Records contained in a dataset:
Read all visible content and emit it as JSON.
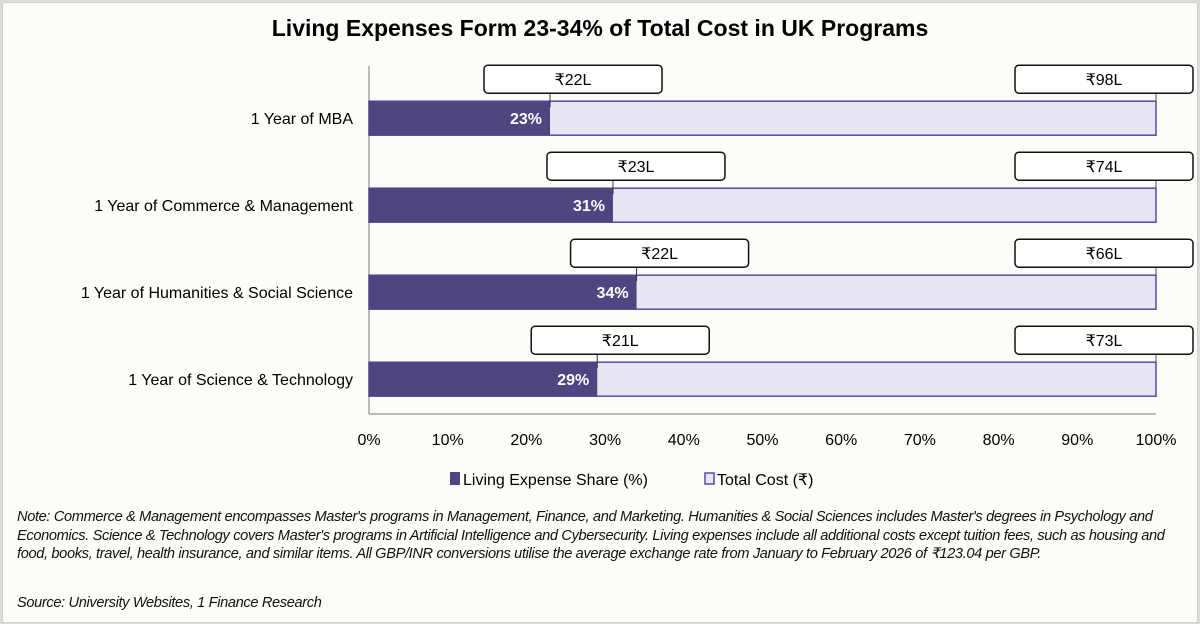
{
  "chart_data": {
    "type": "bar",
    "orientation": "horizontal",
    "stacked": true,
    "title": "Living Expenses Form 23-34% of Total Cost in UK Programs",
    "categories": [
      "1 Year of MBA",
      "1 Year of Commerce & Management",
      "1 Year of Humanities & Social Science",
      "1 Year of Science & Technology"
    ],
    "series": [
      {
        "name": "Living Expense Share (%)",
        "color": "#4f4580",
        "values": [
          23,
          31,
          34,
          29
        ],
        "value_labels": [
          "23%",
          "31%",
          "34%",
          "29%"
        ]
      },
      {
        "name": "Total Cost (₹)",
        "color": "#e8e6f5",
        "border": "#5a48a8",
        "values": [
          100,
          100,
          100,
          100
        ]
      }
    ],
    "living_cost_callouts": [
      "₹22L",
      "₹23L",
      "₹22L",
      "₹21L"
    ],
    "total_cost_callouts": [
      "₹98L",
      "₹74L",
      "₹66L",
      "₹73L"
    ],
    "xlim": [
      0,
      100
    ],
    "xticks": [
      "0%",
      "10%",
      "20%",
      "30%",
      "40%",
      "50%",
      "60%",
      "70%",
      "80%",
      "90%",
      "100%"
    ],
    "xlabel": "",
    "ylabel": "",
    "grid": false,
    "legend": "bottom"
  },
  "note": "Note: Commerce & Management encompasses Master's programs in Management, Finance, and Marketing. Humanities & Social Sciences includes Master's degrees in Psychology and Economics. Science & Technology covers Master's programs in Artificial Intelligence and Cybersecurity. Living expenses include all additional costs except tuition fees, such as housing and food, books, travel, health insurance, and similar items. All GBP/INR conversions utilise the average exchange rate from January to February 2026 of ₹123.04 per GBP.",
  "source": "Source: University Websites, 1 Finance Research"
}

Exercise objective
Show the lines of the material that contain the word "Social".

Task result
      "1 Year of Humanities & Social Science",
  "note": "Note: Commerce & Management encompasses Master's programs in Management, Finance, and Marketing. Humanities & Social Sciences includes Master's degrees in Psychology and Economics. Science & Technology covers Master's programs in Artificial Intelligence and Cybersecurity. Living expenses include all additional costs except tuition fees, such as housing and food, books, travel, health insurance, and similar items. All GBP/INR conversions utilise the average exchange rate from January to February 2026 of ₹123.04 per GBP.",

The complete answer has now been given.